--- Start EXCERPTED PASSAGE ---

Riddle me this, dear reader: what’s the difference between something old, and something classic? I can’t quite describe it, but I suspect it’s one of those things where you know it when you see it. It’s that principle that makes Forgotten Foes, from Tricky Owlbear Publishing, such a great monster book – it’s a book of classic monsters brought up-to-date for the Pathfinder Role-Playing Game.

Of course, looking at the book’s pedigree, it’s kind of hard to imagine this book not being totally awesome. Written by Mark Gedak and Stefen Styrsky of the Grand OGL Wiki, with a stable of artists from Headless Hydra Games, and of course published through Tricky Owlbear, this book is at the center of a perfect storm of talent. It quite literally had to be just this good.

Just shy of two hundred pages long, Forgotten Foes brings over a hundred monsters to your Pathfinder game. I can’t quite say “new” monsters, because a significant majority of these creatures are ones who were mainstays of 3.5 who were subsequently abandoned during the Pathfinder changeover. Not all of these fall under that category, however, as there’s a handful that are from third-party 3.5 sources, also updated here. And I’m sure that a few totally new monsters are in here as well, though it’s difficult to be totally sure.

--- End EXCERPTED PASSAGE ---

WRITTEN EXERCISE → In the Forgotten Foes review, why won't the reviewer call the book's monsters "new"?

--- Start MATERIAL ---

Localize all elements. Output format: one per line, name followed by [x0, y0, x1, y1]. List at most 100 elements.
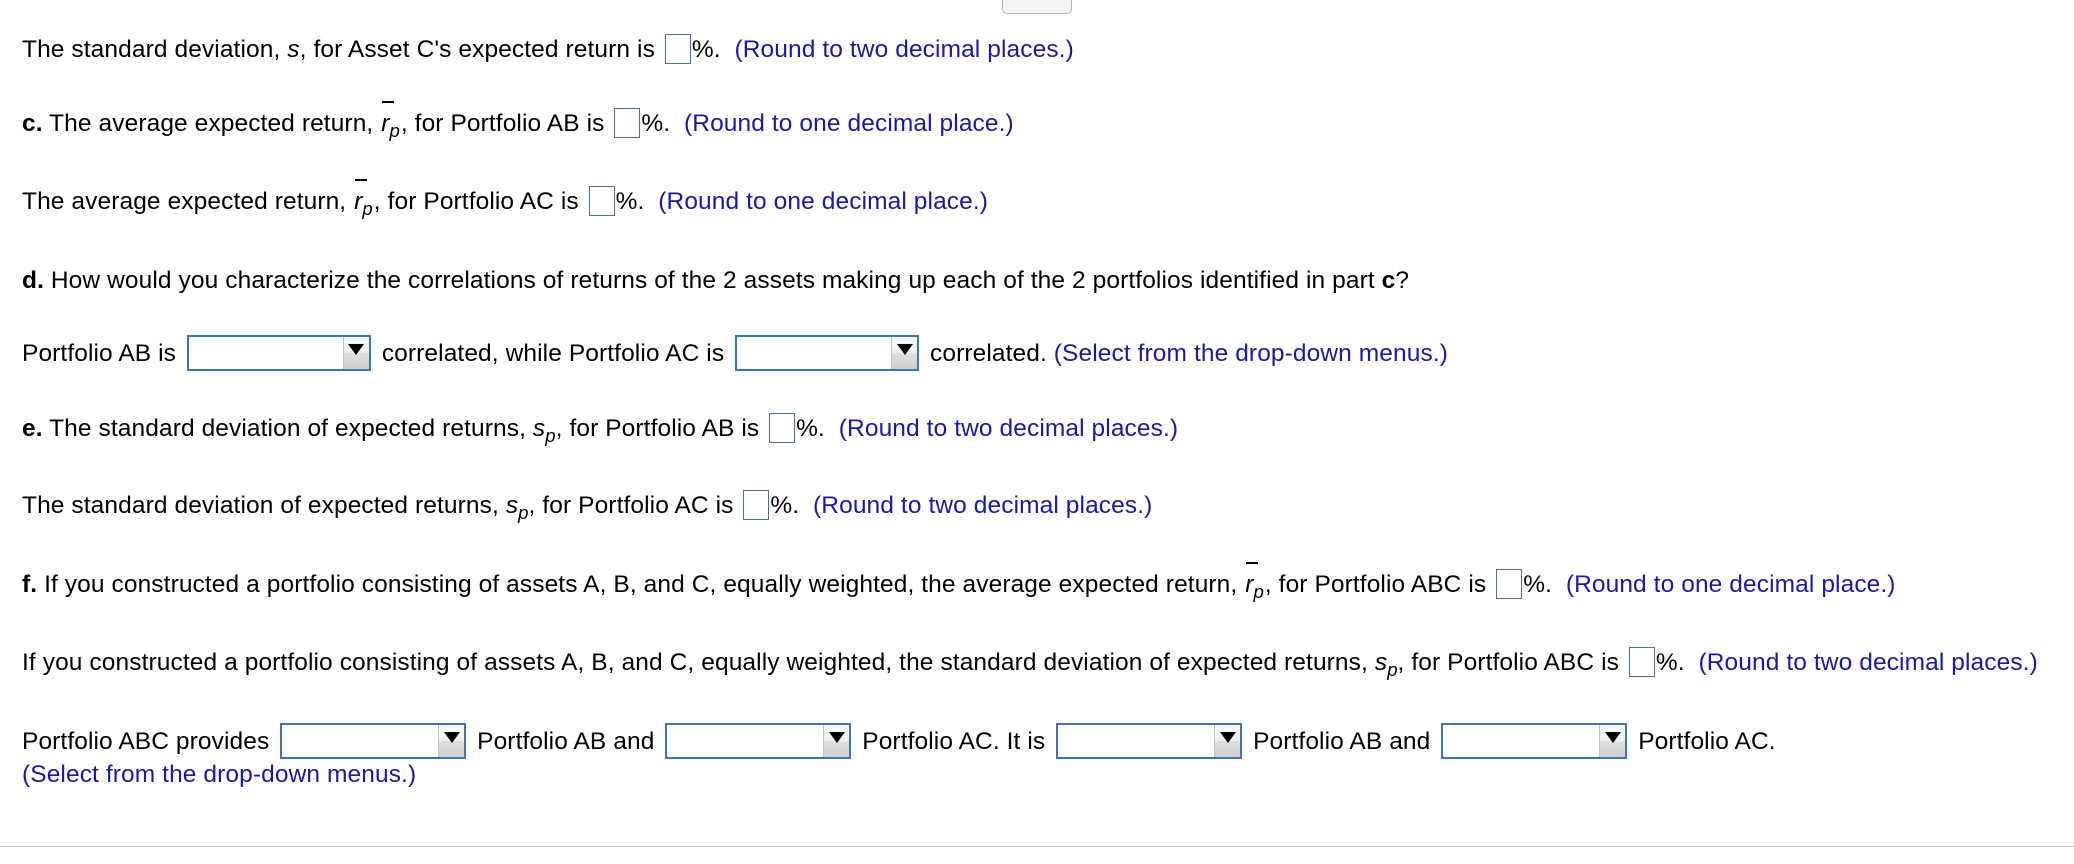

--- End MATERIAL ---

ANSWER FOR THIS EXERCISE → A significant majority of the creatures were mainstays of 3.5 that were abandoned during the Pathfinder changeover, and a handful come from third-party 3.5 sources. The reviewer suspects a few are totally new but finds that difficult to be sure of.